** START EXERCISE MATERIALS **

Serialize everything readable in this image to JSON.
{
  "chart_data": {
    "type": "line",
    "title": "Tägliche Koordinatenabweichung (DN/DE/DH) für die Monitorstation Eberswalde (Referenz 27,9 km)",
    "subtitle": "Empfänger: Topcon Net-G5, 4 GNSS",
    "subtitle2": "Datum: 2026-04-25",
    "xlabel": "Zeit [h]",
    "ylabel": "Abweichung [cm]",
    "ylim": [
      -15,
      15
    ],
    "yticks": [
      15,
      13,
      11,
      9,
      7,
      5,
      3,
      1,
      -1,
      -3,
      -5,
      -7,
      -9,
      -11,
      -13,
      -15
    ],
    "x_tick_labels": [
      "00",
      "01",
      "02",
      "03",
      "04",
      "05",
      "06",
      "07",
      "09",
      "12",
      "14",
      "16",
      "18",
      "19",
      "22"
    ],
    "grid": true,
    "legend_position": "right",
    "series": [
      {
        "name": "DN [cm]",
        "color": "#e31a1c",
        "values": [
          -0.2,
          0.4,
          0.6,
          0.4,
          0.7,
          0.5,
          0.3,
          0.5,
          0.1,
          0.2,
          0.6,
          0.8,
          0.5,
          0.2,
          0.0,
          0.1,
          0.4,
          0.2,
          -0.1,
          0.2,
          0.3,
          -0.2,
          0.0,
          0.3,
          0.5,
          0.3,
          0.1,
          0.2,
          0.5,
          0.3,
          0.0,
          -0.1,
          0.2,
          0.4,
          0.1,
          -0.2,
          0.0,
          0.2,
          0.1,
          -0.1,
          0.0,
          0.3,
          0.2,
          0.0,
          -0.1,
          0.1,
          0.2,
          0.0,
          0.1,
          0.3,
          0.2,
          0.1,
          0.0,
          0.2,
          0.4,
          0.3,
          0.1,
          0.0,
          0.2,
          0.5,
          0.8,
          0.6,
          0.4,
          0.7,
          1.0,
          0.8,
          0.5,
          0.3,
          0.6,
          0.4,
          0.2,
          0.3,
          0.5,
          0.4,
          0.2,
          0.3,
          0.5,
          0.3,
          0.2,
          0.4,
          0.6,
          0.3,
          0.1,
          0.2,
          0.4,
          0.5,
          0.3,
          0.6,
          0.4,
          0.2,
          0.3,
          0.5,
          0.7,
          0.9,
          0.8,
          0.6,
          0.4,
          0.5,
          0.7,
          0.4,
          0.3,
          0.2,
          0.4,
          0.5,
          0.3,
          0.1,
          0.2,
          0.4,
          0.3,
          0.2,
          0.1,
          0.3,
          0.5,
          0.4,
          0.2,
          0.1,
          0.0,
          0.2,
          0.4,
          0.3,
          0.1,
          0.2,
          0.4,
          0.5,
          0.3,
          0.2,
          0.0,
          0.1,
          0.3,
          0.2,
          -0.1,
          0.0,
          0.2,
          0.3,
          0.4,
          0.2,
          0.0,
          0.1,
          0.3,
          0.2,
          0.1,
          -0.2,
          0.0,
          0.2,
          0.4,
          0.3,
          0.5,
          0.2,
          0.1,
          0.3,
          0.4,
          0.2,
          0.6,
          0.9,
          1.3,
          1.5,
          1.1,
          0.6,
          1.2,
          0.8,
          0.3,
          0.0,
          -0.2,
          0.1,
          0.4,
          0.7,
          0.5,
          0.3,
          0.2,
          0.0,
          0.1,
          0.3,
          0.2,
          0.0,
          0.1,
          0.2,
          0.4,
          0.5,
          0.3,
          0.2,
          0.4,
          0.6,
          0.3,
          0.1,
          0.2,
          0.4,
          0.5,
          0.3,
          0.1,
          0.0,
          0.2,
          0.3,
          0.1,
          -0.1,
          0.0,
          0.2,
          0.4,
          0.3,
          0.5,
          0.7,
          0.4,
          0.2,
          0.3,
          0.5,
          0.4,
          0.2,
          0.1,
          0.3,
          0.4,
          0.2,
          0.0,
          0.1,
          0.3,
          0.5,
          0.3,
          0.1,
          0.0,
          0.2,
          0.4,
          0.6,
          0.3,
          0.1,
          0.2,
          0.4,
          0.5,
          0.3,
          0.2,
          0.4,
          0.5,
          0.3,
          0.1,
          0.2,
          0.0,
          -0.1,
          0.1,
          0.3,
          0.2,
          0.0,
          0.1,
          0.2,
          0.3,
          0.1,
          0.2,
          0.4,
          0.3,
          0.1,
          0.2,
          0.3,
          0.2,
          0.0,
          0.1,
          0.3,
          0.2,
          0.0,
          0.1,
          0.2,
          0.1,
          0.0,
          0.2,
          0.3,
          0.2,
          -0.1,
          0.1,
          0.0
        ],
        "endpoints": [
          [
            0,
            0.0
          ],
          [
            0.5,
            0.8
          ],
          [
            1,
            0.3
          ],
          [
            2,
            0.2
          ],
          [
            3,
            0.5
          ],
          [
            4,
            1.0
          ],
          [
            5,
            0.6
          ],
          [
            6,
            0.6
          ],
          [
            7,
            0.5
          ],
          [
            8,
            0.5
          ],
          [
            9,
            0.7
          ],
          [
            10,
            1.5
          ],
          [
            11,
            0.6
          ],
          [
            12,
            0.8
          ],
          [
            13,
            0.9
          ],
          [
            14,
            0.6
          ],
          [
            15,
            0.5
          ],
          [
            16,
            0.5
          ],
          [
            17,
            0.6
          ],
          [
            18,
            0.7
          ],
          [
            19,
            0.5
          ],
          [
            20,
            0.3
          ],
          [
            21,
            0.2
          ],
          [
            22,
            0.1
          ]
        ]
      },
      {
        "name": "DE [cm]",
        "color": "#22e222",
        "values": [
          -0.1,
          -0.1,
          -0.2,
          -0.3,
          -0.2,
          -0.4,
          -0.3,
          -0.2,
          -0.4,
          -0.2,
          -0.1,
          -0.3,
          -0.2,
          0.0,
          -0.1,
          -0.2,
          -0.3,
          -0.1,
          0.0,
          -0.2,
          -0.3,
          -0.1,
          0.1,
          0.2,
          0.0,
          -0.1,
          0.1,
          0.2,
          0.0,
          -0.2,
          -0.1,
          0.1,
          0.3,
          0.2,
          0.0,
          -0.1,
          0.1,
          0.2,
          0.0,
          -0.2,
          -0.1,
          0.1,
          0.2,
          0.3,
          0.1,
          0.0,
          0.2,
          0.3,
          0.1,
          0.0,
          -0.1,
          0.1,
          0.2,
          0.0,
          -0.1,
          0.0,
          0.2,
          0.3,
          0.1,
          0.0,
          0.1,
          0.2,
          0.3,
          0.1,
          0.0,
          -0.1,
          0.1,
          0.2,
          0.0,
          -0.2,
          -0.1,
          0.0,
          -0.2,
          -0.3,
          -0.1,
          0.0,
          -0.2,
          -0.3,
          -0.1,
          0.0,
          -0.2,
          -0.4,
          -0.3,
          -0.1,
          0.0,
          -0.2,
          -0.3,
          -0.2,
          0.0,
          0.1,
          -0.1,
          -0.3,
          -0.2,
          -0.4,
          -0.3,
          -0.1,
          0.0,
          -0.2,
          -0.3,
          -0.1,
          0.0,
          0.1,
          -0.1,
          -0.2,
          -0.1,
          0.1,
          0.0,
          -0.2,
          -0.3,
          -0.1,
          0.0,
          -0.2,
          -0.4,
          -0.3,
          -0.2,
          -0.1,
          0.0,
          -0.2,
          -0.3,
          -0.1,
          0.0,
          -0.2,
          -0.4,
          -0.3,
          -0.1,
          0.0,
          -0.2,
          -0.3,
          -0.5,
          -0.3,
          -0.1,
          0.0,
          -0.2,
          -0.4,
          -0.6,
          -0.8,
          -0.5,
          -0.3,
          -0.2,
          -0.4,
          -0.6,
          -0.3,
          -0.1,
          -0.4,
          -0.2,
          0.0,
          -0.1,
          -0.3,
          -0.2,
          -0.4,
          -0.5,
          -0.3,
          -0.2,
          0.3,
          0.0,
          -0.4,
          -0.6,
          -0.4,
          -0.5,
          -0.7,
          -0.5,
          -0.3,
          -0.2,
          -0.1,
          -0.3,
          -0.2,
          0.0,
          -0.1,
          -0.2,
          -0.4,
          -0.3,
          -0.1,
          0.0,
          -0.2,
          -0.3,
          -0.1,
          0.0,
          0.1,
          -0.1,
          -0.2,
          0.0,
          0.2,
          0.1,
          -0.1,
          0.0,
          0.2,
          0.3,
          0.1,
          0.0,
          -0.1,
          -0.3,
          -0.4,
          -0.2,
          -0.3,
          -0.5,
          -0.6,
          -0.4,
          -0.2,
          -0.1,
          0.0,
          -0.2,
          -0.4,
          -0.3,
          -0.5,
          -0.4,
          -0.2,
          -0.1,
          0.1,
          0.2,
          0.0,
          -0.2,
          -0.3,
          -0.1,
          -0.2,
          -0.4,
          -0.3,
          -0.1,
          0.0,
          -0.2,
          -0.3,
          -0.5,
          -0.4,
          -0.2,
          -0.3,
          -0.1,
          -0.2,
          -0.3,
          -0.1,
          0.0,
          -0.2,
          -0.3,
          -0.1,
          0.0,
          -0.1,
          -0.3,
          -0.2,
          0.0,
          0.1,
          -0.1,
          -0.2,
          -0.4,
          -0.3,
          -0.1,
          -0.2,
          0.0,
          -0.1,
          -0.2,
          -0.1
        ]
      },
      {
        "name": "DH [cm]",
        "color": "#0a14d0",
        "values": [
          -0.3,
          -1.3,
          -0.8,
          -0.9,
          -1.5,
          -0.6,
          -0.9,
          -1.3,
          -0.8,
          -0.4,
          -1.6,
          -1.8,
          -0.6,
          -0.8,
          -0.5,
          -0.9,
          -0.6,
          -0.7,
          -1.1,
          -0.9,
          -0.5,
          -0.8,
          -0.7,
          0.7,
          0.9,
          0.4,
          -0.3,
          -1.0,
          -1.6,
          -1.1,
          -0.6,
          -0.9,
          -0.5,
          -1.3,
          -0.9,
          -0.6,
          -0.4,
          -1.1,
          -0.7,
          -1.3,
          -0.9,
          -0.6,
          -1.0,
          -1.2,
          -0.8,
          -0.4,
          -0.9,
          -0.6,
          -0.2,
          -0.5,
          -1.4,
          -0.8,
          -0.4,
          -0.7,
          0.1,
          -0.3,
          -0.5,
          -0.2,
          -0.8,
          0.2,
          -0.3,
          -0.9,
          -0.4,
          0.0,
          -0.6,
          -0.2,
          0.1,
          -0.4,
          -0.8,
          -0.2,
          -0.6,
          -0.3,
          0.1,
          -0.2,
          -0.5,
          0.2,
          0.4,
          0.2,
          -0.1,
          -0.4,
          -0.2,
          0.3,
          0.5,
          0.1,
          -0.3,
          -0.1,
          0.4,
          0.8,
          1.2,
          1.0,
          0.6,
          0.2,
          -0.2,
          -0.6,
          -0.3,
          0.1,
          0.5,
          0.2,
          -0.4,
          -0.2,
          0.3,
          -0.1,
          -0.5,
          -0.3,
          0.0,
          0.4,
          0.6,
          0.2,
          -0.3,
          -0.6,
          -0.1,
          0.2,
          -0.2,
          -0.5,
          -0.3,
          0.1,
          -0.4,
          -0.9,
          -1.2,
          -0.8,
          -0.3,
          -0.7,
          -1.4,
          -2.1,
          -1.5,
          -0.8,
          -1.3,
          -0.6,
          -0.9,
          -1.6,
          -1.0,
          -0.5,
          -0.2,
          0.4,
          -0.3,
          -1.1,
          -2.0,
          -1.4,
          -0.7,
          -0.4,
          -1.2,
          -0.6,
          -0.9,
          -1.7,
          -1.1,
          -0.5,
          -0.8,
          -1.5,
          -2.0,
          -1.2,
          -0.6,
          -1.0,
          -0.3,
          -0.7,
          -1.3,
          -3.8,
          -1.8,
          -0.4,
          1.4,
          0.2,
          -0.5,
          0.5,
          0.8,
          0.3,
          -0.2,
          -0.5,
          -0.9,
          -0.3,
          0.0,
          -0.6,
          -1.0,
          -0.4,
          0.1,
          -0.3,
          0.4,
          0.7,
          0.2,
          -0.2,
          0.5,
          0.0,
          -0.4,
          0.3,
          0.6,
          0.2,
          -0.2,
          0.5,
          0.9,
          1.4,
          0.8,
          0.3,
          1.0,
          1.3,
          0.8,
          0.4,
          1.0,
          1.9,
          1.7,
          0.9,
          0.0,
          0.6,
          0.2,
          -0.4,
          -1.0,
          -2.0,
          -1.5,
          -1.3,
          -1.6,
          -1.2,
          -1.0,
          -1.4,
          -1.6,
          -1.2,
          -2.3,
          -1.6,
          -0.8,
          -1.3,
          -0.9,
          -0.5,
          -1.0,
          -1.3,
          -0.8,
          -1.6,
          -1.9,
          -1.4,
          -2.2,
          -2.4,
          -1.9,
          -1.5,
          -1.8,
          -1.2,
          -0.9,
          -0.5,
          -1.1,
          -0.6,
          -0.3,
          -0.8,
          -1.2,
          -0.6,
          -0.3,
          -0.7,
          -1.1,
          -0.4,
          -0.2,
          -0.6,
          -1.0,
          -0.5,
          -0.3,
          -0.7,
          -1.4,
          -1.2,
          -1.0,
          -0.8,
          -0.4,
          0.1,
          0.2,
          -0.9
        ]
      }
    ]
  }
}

** END EXERCISE MATERIALS **

## TASK GOAL
Report each line of the material above where the word "color" appears.

## SOLUTION
        "color": "#e31a1c",
        "color": "#22e222",
        "color": "#0a14d0",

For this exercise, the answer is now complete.